# [Supplied material]
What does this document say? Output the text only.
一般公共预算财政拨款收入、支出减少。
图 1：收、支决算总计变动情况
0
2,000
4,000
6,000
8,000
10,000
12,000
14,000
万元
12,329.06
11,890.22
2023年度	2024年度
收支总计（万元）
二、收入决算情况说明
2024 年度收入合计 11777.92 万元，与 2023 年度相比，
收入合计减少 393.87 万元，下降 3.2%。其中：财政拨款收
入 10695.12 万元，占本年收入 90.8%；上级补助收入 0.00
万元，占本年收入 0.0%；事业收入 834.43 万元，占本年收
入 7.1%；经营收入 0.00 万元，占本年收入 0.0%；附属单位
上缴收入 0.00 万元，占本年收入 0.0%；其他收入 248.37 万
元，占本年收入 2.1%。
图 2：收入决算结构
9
---
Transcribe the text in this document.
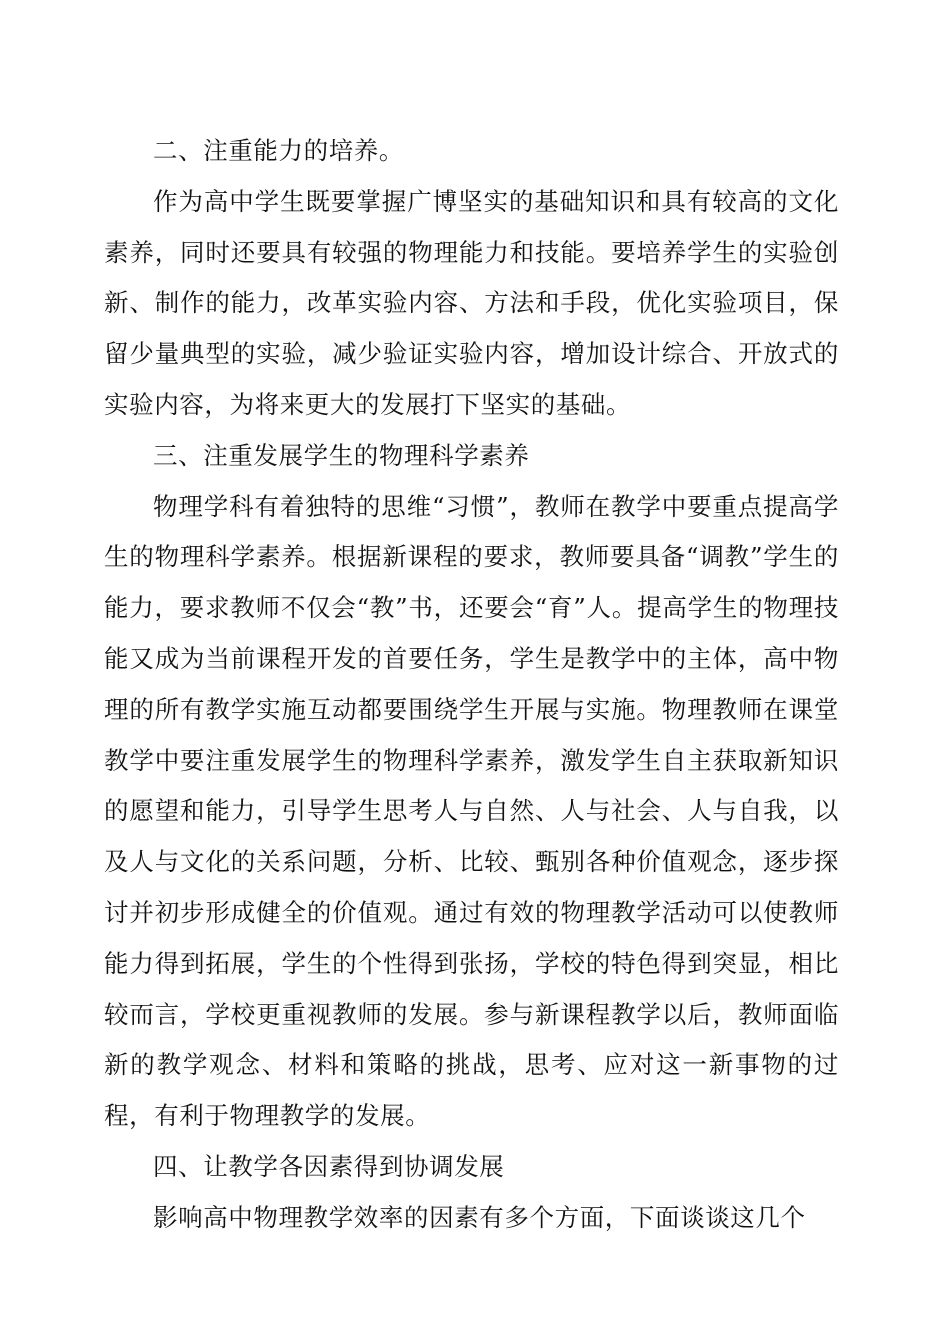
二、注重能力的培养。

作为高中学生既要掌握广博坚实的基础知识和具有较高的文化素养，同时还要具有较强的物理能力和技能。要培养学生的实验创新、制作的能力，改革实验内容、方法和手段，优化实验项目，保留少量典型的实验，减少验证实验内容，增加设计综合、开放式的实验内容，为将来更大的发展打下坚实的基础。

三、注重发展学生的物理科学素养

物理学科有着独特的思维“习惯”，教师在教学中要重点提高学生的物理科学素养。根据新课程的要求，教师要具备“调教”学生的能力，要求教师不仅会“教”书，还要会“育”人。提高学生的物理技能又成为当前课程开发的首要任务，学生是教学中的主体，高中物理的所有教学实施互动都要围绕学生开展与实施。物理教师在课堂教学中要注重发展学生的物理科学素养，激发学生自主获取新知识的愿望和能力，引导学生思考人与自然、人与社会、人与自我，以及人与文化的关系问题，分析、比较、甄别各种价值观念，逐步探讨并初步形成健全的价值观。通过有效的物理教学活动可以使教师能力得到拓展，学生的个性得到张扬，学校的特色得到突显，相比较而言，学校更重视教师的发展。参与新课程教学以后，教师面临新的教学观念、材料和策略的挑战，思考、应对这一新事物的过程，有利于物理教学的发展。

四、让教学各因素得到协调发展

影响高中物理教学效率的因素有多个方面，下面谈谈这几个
...
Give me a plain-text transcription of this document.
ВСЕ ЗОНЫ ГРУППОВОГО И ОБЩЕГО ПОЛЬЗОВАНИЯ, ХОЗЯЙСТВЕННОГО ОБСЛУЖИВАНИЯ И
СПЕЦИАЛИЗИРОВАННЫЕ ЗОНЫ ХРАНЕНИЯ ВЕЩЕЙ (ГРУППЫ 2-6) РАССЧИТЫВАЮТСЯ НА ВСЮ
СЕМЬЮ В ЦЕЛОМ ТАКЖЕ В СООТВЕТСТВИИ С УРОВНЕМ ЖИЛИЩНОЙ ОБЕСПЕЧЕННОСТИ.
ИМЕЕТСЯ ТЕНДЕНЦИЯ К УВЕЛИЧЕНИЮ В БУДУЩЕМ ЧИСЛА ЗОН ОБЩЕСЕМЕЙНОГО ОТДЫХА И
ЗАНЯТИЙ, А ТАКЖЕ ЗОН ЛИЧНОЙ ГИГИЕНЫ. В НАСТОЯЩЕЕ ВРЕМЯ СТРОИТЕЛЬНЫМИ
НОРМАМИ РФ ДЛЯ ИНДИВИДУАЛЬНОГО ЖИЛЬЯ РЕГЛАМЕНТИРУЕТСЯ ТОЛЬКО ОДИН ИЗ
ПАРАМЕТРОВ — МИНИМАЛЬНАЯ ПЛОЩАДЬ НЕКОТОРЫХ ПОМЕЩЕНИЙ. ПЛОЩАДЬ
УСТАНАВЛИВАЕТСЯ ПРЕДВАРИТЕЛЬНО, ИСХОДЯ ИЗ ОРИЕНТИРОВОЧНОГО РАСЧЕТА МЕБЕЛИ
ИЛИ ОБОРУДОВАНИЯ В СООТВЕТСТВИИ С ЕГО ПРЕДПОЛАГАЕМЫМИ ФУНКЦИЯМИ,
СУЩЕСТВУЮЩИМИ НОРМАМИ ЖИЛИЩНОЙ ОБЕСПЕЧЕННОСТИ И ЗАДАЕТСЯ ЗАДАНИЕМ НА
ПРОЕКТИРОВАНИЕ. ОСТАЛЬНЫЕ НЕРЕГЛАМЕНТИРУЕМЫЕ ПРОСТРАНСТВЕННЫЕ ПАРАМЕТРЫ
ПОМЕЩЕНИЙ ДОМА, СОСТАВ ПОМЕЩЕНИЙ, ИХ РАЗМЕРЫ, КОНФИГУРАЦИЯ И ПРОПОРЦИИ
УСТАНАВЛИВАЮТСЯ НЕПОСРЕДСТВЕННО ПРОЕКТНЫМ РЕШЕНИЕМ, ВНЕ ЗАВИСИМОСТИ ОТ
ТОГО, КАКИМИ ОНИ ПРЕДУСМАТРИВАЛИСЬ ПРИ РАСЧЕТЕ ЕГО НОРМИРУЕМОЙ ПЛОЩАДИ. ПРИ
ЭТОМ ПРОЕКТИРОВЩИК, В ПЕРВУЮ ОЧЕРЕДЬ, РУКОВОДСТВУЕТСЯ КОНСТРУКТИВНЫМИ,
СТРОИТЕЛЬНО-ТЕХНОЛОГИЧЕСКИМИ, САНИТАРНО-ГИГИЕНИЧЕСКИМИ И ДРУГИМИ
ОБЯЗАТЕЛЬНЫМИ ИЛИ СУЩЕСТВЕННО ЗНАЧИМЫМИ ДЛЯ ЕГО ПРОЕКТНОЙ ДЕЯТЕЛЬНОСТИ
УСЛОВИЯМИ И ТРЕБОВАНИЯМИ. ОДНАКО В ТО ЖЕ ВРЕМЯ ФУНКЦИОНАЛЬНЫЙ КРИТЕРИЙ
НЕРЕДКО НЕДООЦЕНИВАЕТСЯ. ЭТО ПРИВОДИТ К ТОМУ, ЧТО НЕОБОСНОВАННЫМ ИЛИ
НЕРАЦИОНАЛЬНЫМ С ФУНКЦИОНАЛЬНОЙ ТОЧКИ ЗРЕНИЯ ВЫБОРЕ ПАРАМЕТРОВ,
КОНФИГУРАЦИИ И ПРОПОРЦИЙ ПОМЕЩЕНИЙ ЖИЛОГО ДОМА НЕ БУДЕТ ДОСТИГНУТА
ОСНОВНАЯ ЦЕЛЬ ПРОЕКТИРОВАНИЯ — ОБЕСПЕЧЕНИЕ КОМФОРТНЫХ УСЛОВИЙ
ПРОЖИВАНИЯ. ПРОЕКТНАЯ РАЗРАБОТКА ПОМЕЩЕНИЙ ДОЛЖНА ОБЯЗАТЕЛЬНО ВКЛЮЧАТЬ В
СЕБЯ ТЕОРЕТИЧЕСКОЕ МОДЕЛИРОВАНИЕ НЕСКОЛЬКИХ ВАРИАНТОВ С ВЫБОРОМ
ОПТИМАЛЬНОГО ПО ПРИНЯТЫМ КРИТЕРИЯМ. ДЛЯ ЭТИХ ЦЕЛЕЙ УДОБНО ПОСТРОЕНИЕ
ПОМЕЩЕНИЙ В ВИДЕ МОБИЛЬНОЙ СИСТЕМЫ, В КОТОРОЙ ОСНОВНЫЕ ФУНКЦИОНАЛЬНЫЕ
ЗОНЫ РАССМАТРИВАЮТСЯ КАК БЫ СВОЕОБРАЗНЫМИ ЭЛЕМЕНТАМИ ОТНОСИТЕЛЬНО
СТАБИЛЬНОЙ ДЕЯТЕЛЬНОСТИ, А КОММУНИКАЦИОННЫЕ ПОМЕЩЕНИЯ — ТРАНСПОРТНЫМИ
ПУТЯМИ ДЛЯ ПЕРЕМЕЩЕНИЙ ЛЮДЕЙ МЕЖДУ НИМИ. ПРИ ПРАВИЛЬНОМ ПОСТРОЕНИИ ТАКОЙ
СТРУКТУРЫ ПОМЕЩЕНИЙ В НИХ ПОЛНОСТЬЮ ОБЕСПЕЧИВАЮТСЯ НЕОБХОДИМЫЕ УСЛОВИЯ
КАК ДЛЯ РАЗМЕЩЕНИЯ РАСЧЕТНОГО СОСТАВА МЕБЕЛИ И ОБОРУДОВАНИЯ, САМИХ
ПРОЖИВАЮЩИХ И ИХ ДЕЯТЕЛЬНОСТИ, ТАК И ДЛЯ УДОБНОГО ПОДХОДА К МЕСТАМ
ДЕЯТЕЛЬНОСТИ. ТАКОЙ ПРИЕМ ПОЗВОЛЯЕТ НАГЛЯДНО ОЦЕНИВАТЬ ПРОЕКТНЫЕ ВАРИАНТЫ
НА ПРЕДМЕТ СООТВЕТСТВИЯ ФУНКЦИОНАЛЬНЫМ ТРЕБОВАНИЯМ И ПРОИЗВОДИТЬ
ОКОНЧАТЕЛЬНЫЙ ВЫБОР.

# [Exercise prompt]
In the entries above, count each line holding "ПАРАМЕТРОВ" and report the total and nothing more.

# [Complete answer]
2